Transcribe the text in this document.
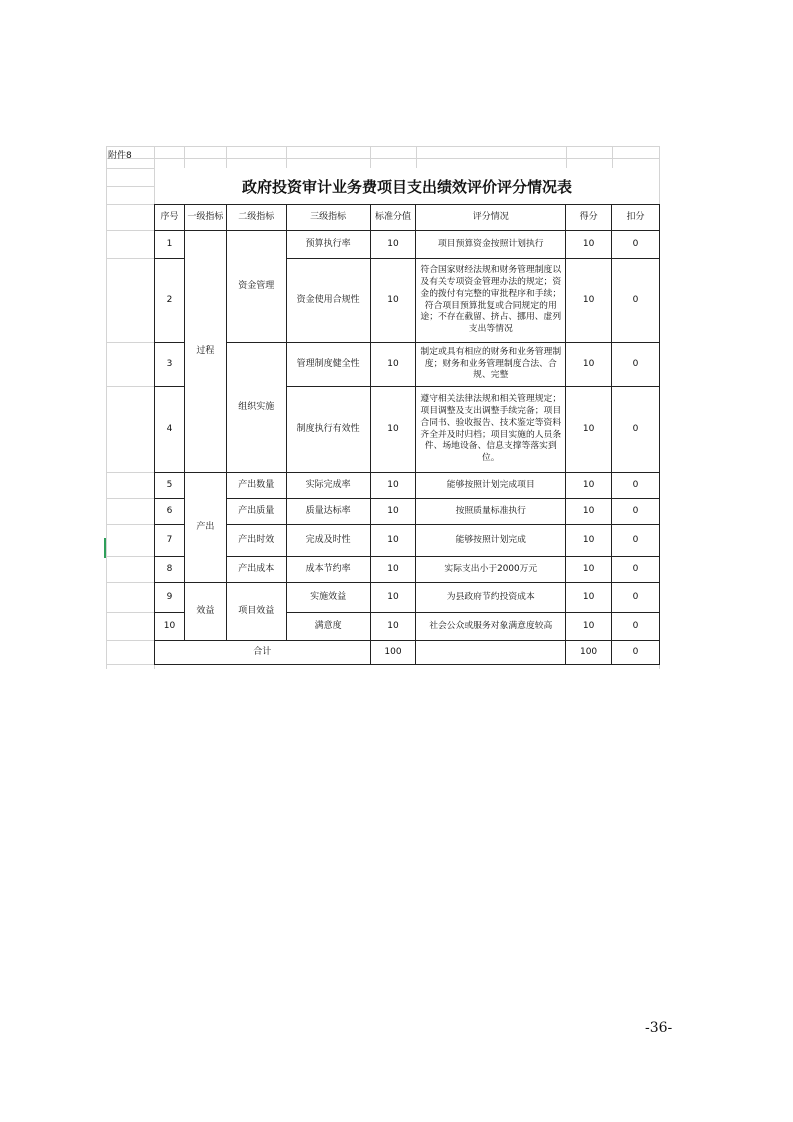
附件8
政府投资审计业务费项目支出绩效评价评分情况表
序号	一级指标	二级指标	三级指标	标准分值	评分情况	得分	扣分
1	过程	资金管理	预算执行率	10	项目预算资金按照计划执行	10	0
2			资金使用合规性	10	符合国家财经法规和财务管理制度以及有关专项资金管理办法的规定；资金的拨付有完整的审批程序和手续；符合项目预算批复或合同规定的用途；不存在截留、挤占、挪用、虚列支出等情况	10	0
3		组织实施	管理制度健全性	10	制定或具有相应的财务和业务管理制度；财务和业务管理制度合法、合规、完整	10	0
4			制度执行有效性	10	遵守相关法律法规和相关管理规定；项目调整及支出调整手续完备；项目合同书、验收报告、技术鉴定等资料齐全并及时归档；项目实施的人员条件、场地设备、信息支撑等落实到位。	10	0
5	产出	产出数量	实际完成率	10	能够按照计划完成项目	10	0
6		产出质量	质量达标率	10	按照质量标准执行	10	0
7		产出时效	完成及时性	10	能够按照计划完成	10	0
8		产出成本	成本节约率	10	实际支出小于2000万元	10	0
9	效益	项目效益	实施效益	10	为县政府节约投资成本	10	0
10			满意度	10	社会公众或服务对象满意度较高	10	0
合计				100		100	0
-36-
* * * * *
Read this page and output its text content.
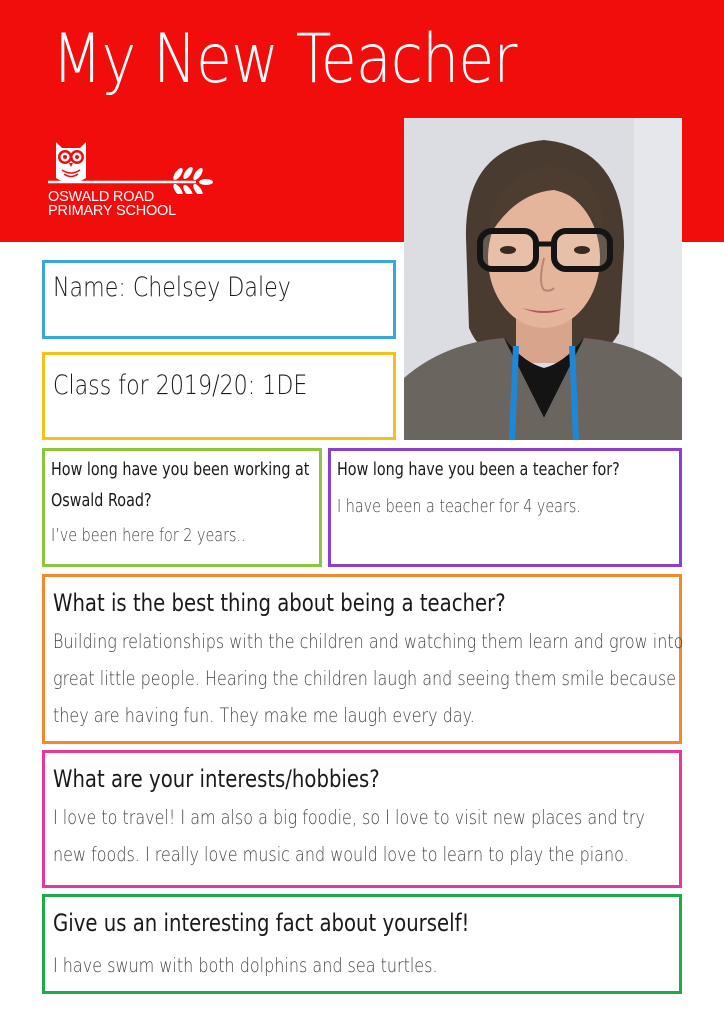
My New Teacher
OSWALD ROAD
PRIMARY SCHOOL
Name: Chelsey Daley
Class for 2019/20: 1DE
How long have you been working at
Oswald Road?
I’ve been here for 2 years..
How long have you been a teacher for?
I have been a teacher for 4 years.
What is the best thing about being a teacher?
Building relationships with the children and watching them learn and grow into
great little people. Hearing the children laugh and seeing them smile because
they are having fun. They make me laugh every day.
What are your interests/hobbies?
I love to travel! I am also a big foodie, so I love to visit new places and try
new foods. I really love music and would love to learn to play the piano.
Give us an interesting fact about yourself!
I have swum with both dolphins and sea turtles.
* * * * *
(TASK REQUIREMENTS) Pull out all lines from the listing that contain the string "them".

(CORRECT RESULT)
Building relationships with the children and watching them learn and grow into
great little people. Hearing the children laugh and seeing them smile because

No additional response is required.